- **Records shown**:
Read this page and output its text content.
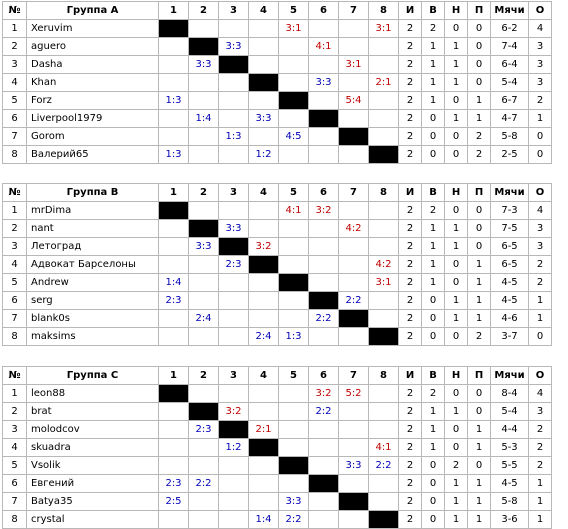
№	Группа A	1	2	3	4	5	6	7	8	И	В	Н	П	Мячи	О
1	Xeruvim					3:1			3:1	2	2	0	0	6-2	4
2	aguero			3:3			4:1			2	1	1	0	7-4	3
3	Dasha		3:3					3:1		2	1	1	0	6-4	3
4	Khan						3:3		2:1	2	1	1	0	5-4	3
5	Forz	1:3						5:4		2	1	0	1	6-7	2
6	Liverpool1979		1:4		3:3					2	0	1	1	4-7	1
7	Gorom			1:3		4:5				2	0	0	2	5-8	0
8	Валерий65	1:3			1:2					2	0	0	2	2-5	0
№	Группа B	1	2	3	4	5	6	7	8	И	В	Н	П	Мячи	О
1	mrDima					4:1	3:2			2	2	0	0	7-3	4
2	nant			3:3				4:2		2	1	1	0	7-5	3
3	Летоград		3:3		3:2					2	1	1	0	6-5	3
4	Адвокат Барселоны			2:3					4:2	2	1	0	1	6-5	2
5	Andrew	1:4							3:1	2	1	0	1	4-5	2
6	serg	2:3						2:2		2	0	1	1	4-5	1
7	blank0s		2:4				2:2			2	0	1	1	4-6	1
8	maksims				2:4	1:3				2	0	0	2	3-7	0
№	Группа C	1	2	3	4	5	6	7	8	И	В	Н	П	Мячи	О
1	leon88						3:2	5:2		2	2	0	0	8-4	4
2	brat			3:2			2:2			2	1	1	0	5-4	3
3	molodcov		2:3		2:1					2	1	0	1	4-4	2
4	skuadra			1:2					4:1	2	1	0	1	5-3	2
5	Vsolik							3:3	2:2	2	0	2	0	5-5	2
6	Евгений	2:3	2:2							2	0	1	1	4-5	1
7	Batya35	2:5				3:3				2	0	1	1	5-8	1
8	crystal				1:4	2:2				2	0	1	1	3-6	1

- **Task statement**:
Of the lines in the material, how many hold the word "Группа"? Reply with the number only.

- **Exercise solution**:
3